▶ **EXERCISE GOAL**
Look through the records below and collect all lines that hold the string "Spearman".

----

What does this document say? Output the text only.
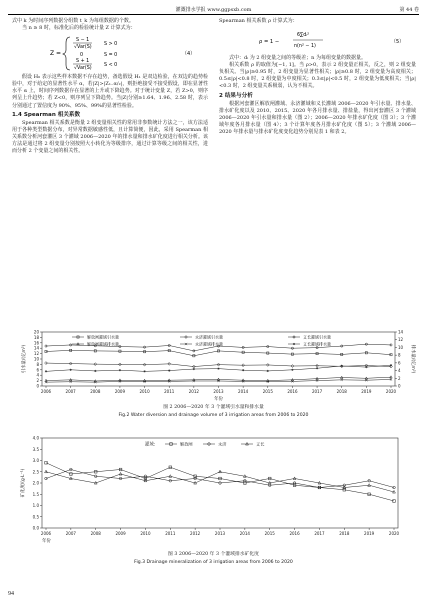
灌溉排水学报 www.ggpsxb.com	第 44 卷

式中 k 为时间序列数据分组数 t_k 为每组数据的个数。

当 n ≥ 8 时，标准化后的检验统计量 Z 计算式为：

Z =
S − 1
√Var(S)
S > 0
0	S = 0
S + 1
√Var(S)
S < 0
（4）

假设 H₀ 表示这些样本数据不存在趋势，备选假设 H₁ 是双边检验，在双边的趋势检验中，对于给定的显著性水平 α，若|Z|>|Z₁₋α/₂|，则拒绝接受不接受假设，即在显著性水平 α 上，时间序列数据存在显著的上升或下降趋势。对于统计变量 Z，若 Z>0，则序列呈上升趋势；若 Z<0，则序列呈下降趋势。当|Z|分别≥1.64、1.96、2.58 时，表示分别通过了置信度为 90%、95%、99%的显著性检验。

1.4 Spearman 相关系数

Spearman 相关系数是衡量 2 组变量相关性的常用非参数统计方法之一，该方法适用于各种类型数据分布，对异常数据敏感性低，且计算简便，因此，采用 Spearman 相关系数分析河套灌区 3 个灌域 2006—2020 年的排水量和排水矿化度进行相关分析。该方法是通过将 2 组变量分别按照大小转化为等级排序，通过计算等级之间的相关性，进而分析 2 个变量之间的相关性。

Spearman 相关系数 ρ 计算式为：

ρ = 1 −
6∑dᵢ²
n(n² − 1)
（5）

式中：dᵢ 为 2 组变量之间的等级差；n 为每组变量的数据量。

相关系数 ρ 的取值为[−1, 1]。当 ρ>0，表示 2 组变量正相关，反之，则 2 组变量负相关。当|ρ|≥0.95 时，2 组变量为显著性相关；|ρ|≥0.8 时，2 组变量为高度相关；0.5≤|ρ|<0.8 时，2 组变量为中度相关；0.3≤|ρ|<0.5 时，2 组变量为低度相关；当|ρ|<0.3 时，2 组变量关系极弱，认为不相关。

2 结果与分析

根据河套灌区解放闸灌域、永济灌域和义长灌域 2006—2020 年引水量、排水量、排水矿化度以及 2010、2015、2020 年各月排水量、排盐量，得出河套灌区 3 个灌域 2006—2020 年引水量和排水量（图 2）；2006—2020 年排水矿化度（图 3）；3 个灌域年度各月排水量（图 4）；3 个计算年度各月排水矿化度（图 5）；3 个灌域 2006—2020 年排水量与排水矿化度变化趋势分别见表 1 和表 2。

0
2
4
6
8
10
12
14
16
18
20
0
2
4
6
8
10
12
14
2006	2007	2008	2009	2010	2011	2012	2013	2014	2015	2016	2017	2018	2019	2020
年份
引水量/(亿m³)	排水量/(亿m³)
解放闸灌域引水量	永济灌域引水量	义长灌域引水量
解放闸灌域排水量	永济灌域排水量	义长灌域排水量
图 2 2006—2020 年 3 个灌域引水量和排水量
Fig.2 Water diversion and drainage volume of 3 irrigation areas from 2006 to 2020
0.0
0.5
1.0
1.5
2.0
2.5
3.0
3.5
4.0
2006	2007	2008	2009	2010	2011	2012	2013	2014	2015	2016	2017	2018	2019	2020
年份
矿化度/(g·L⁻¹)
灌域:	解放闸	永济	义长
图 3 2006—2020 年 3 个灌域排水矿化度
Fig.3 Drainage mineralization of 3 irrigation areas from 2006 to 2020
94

----

▶ **REPLY**
1.4 Spearman 相关系数
Spearman 相关系数是衡量 2 组变量相关性的常用非参数统计方法之一，该方法适用于各种类型数据分布，对异常数据敏感性低，且计算简便，因此，采用 Spearman 相关系数分析河套灌区 3 个灌域 2006—2020 年的排水量和排水矿化度进行相关分析。该方法是通过将 2 组变量分别按照大小转化为等级排序，通过计算等级之间的相关性，进而分析 2 个变量之间的相关性。
Spearman 相关系数 ρ 计算式为：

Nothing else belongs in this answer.